-- START DATA SHOWN --

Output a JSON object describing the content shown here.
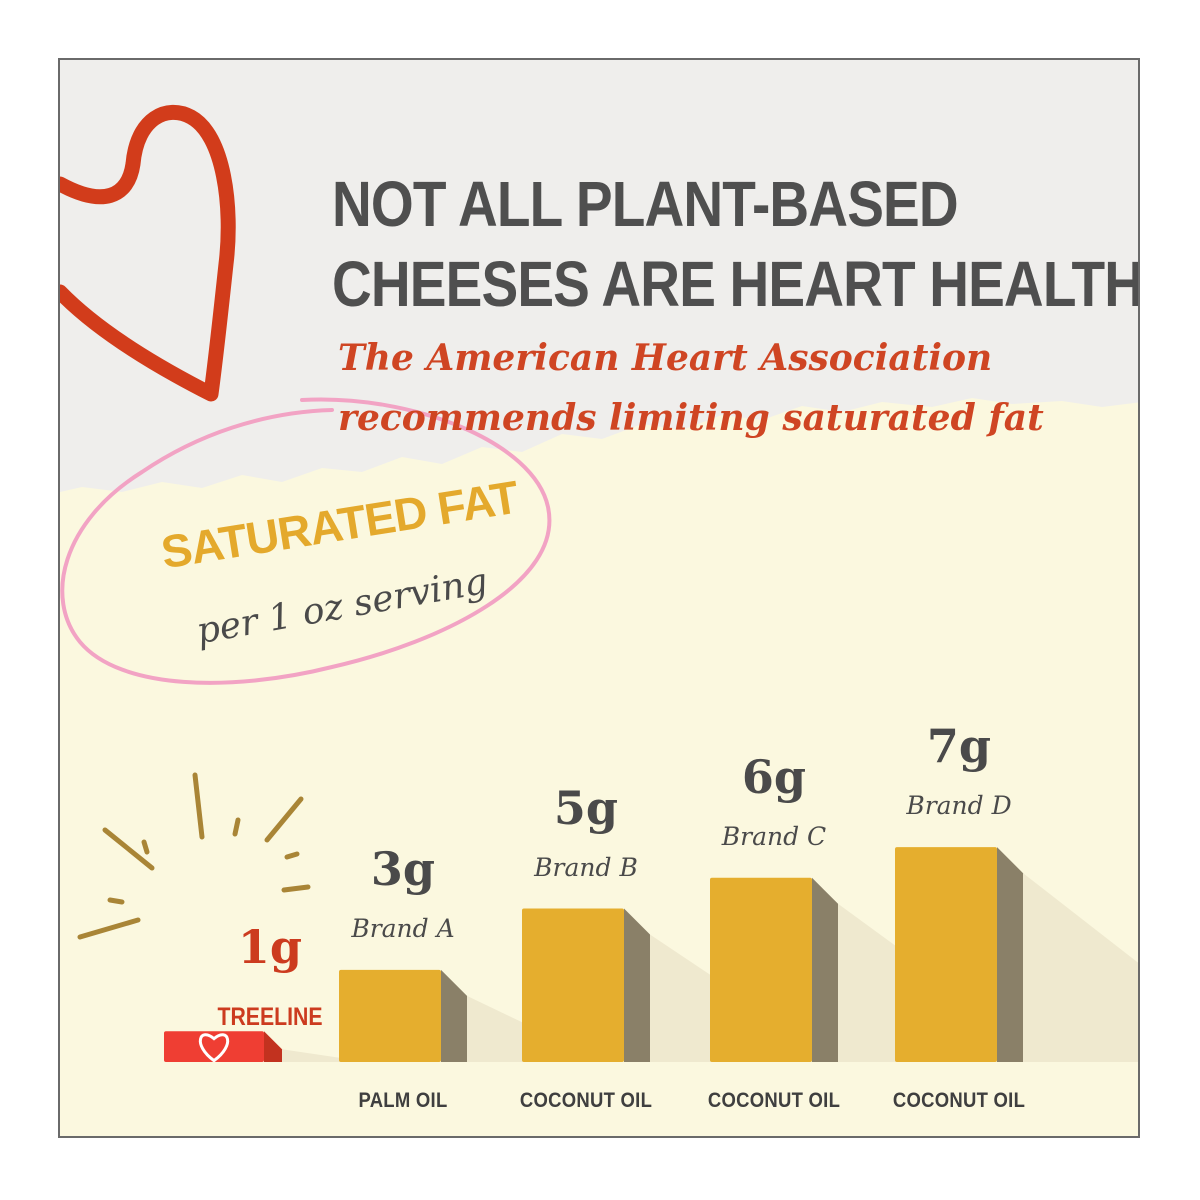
{
  "title_line1": "NOT ALL PLANT-BASED",
  "title_line2": "CHEESES ARE HEART HEALTHY",
  "subtitle_line1": "The American Heart Association",
  "subtitle_line2": "recommends limiting saturated fat",
  "badge_main": "SATURATED FAT",
  "badge_sub": "per 1 oz serving",
  "colors": {
    "bar_face": "#e5ae2e",
    "bar_side": "#8a8068",
    "highlight_bar": "#ef3e33",
    "highlight_text": "#cc3b1f",
    "heart_outline": "#d23c1b",
    "badge_circle": "#f2a3c4",
    "burst": "#a98536",
    "background_top": "#efeeec",
    "background_chart": "#fbf8df"
  },
  "chart_data": {
    "type": "bar",
    "categories": [
      "TREELINE",
      "Brand A",
      "Brand B",
      "Brand C",
      "Brand D"
    ],
    "values": [
      1,
      3,
      5,
      6,
      7
    ],
    "value_labels": [
      "1g",
      "3g",
      "5g",
      "6g",
      "7g"
    ],
    "oil_labels": [
      "",
      "PALM OIL",
      "COCONUT OIL",
      "COCONUT OIL",
      "COCONUT OIL"
    ],
    "highlight_index": 0,
    "unit": "g",
    "title": "SATURATED FAT",
    "subtitle": "per 1 oz serving",
    "ylim": [
      0,
      7
    ],
    "grid": false,
    "legend": "none"
  }
}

-- END DATA SHOWN --

*REQUEST*. Your copy should match the entries exactly, minus the pictures.

*THE RESPONSE*.
Output a JSON object describing the content shown here.
{
  "title_line1": "NOT ALL PLANT-BASED",
  "title_line2": "CHEESES ARE HEART HEALTHY",
  "subtitle_line1": "The American Heart Association",
  "subtitle_line2": "recommends limiting saturated fat",
  "badge_main": "SATURATED FAT",
  "badge_sub": "per 1 oz serving",
  "colors": {
    "bar_face": "#e5ae2e",
    "bar_side": "#8a8068",
    "highlight_bar": "#ef3e33",
    "highlight_text": "#cc3b1f",
    "heart_outline": "#d23c1b",
    "badge_circle": "#f2a3c4",
    "burst": "#a98536",
    "background_top": "#efeeec",
    "background_chart": "#fbf8df"
  },
  "chart_data": {
    "type": "bar",
    "categories": [
      "TREELINE",
      "Brand A",
      "Brand B",
      "Brand C",
      "Brand D"
    ],
    "values": [
      1,
      3,
      5,
      6,
      7
    ],
    "value_labels": [
      "1g",
      "3g",
      "5g",
      "6g",
      "7g"
    ],
    "oil_labels": [
      "",
      "PALM OIL",
      "COCONUT OIL",
      "COCONUT OIL",
      "COCONUT OIL"
    ],
    "highlight_index": 0,
    "unit": "g",
    "title": "SATURATED FAT",
    "subtitle": "per 1 oz serving",
    "ylim": [
      0,
      7
    ],
    "grid": false,
    "legend": "none"
  }
}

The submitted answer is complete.